* begin *

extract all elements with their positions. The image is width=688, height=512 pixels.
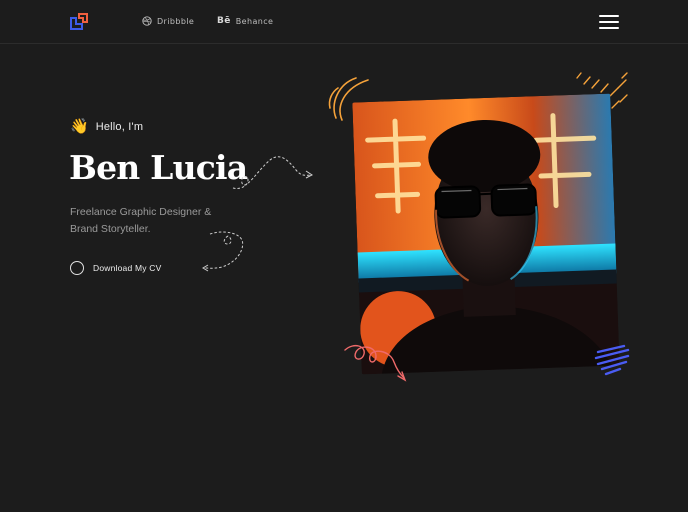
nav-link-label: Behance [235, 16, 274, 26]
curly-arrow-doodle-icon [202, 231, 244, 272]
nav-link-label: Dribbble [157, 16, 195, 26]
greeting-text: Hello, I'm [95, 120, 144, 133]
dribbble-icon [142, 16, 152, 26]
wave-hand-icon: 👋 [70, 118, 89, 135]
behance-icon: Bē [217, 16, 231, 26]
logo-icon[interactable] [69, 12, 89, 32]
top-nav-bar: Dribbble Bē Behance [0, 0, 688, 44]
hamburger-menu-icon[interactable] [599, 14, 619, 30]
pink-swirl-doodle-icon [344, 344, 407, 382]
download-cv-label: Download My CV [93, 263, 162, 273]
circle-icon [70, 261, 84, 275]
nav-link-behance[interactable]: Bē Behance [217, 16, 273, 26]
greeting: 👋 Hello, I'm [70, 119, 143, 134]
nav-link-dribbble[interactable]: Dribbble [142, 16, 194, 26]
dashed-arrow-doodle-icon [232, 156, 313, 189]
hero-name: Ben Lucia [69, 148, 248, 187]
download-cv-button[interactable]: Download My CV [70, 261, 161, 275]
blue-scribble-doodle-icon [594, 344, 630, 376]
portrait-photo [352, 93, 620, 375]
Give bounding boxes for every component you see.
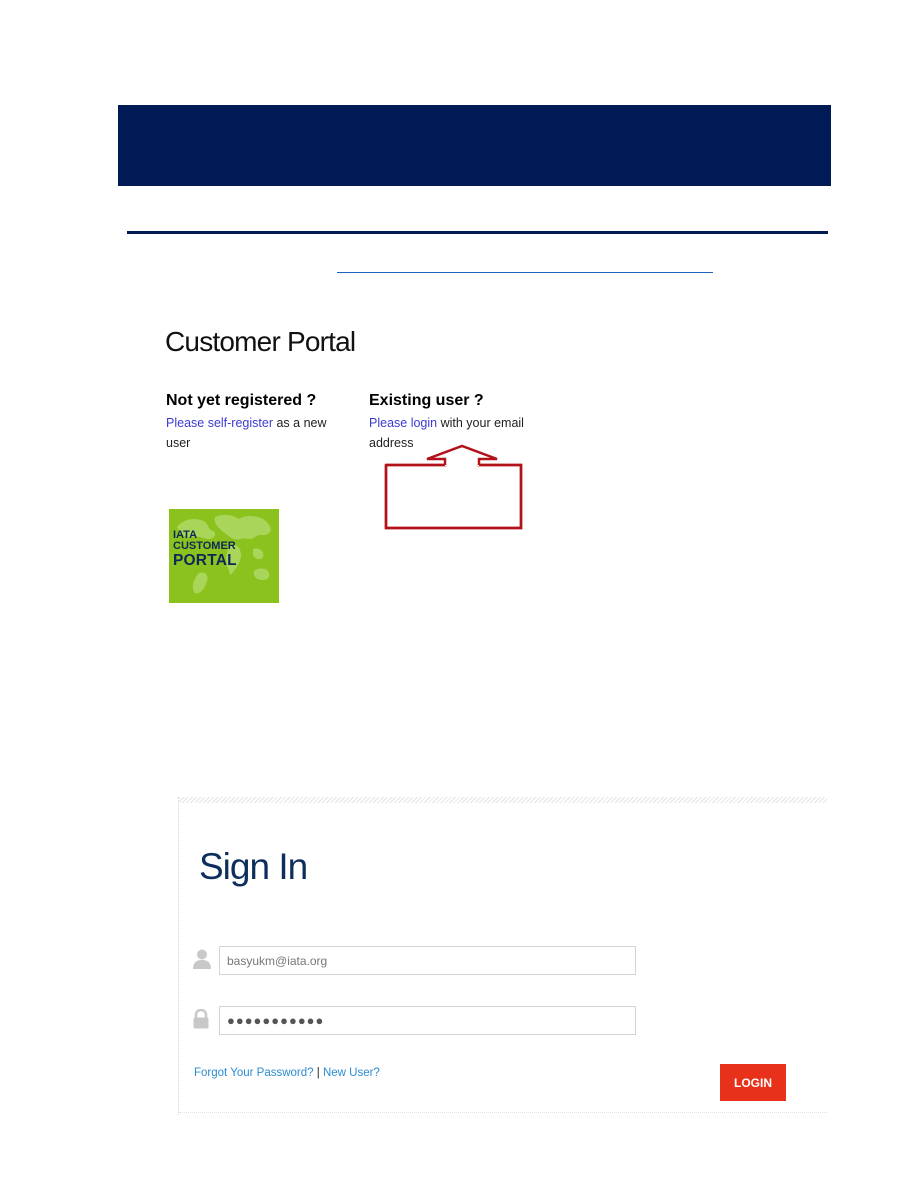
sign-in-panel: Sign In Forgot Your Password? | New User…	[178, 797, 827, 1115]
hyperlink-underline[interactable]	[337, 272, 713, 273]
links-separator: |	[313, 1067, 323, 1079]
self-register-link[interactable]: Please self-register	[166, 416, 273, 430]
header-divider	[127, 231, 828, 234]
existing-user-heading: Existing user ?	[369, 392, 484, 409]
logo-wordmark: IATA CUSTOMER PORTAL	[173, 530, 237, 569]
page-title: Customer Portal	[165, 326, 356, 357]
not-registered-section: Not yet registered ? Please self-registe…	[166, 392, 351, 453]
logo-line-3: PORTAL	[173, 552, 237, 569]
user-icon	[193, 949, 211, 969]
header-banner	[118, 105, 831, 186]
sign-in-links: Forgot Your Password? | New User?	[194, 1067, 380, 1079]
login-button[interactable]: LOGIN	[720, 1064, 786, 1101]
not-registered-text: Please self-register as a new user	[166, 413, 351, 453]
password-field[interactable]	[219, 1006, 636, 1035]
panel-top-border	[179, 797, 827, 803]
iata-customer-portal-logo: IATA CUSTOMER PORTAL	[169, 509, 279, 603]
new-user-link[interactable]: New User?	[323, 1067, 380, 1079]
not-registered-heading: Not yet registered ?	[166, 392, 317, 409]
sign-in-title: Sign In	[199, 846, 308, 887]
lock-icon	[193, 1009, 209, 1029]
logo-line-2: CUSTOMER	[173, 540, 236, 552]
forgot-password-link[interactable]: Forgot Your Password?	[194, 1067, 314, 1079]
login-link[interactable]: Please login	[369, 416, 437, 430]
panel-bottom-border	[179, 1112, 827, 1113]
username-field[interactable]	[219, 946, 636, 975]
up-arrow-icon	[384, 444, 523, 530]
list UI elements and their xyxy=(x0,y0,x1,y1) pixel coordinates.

* end *
* begin *

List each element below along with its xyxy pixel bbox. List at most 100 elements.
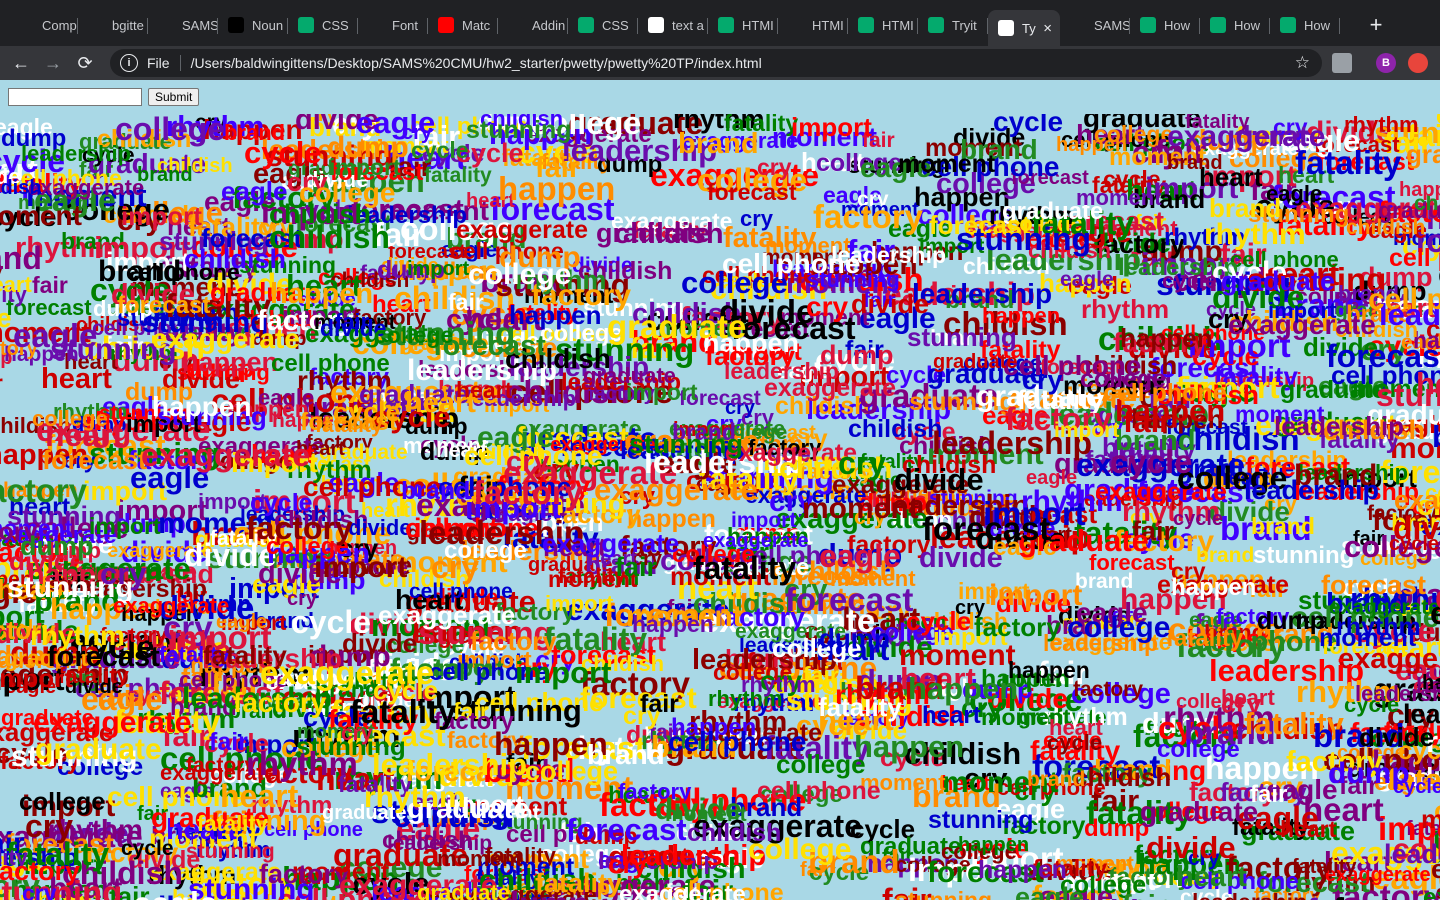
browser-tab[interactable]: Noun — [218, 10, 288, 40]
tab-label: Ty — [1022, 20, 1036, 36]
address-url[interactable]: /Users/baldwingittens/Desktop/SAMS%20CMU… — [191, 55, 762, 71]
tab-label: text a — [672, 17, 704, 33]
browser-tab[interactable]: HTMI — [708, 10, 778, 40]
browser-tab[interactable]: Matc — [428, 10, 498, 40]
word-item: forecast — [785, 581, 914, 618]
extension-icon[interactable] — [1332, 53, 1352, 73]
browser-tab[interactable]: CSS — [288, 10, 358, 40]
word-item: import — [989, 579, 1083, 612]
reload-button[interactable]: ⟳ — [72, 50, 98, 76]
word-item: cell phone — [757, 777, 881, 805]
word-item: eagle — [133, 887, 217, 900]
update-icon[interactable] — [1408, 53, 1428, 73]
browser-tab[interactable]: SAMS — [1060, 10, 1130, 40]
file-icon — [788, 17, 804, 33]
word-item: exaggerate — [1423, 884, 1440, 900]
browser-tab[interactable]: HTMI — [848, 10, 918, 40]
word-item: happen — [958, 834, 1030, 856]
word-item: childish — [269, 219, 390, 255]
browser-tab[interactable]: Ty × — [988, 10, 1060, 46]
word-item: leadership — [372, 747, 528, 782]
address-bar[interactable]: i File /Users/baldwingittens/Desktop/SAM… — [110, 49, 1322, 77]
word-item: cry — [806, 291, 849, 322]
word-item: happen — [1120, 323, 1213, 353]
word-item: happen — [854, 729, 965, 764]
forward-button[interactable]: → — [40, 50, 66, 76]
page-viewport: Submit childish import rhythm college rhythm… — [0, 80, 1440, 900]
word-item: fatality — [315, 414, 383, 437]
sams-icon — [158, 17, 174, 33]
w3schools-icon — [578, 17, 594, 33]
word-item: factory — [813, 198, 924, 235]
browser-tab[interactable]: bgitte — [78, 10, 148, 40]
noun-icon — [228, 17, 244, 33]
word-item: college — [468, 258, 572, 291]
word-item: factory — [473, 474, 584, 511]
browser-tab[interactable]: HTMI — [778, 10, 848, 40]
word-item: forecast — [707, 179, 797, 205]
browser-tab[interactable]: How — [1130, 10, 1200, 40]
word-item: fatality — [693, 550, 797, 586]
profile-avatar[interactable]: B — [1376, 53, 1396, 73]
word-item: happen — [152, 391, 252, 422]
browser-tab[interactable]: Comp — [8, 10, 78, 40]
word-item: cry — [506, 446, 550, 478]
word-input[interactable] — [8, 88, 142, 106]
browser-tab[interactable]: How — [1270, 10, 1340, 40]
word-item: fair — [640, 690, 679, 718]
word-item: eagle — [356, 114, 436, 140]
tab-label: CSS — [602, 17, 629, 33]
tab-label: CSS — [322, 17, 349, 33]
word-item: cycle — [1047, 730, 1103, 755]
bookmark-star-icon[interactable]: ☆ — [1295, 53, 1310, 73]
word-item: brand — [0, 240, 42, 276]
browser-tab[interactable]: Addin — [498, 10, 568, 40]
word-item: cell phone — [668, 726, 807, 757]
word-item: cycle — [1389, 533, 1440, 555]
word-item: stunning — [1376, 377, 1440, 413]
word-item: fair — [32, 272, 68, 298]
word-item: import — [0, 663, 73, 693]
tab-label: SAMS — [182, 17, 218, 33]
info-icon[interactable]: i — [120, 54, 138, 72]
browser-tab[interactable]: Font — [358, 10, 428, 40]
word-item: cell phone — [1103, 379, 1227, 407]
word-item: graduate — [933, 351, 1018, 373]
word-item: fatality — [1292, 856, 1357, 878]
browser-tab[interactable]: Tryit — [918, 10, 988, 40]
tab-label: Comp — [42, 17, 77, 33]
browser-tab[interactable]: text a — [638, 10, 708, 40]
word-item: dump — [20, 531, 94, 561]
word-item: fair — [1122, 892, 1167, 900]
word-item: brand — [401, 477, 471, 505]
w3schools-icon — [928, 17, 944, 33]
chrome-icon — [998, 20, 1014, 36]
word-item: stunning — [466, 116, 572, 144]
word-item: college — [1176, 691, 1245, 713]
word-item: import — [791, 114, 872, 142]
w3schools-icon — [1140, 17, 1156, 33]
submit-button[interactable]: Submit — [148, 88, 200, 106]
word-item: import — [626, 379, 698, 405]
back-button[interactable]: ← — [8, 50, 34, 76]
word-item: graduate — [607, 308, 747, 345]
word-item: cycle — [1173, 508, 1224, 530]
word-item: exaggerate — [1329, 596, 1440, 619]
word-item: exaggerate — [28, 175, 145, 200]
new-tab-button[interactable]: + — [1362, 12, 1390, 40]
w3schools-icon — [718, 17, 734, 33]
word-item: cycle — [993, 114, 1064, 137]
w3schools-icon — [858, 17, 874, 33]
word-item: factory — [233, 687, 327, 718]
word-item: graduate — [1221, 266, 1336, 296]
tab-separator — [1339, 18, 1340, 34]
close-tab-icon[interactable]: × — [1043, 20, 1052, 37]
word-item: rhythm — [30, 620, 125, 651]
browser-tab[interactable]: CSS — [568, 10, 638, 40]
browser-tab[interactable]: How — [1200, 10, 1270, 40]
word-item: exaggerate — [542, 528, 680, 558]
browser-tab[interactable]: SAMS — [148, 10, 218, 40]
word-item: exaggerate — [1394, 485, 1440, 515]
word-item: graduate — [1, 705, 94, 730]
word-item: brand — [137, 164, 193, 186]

* end *

## EXERCISE TASK
Rewrite the rows from the line with "sign-in-panel: Sign In" to the line with "iata-customer-portal-logo: IATA CUSTOMER", putting "person-icon" in place of "user-icon" and leaving everything else unchanged. Give only those lines.

## RESPONSE FOR THIS EXERCISE
sign-in-panel: Sign In Forgot Your Password? | New User…	[178, 797, 827, 1115]
hyperlink-underline[interactable]	[337, 272, 713, 273]
links-separator: |	[313, 1067, 323, 1079]
self-register-link[interactable]: Please self-register	[166, 416, 273, 430]
header-divider	[127, 231, 828, 234]
existing-user-heading: Existing user ?	[369, 392, 484, 409]
logo-wordmark: IATA CUSTOMER PORTAL	[173, 530, 237, 569]
page-title: Customer Portal	[165, 326, 356, 357]
not-registered-section: Not yet registered ? Please self-registe…	[166, 392, 351, 453]
logo-line-3: PORTAL	[173, 552, 237, 569]
person-icon	[193, 949, 211, 969]
header-banner	[118, 105, 831, 186]
sign-in-links: Forgot Your Password? | New User?	[194, 1067, 380, 1079]
login-button[interactable]: LOGIN	[720, 1064, 786, 1101]
not-registered-text: Please self-register as a new user	[166, 413, 351, 453]
password-field[interactable]	[219, 1006, 636, 1035]
panel-top-border	[179, 797, 827, 803]
iata-customer-portal-logo: IATA CUSTOMER PORTAL	[169, 509, 279, 603]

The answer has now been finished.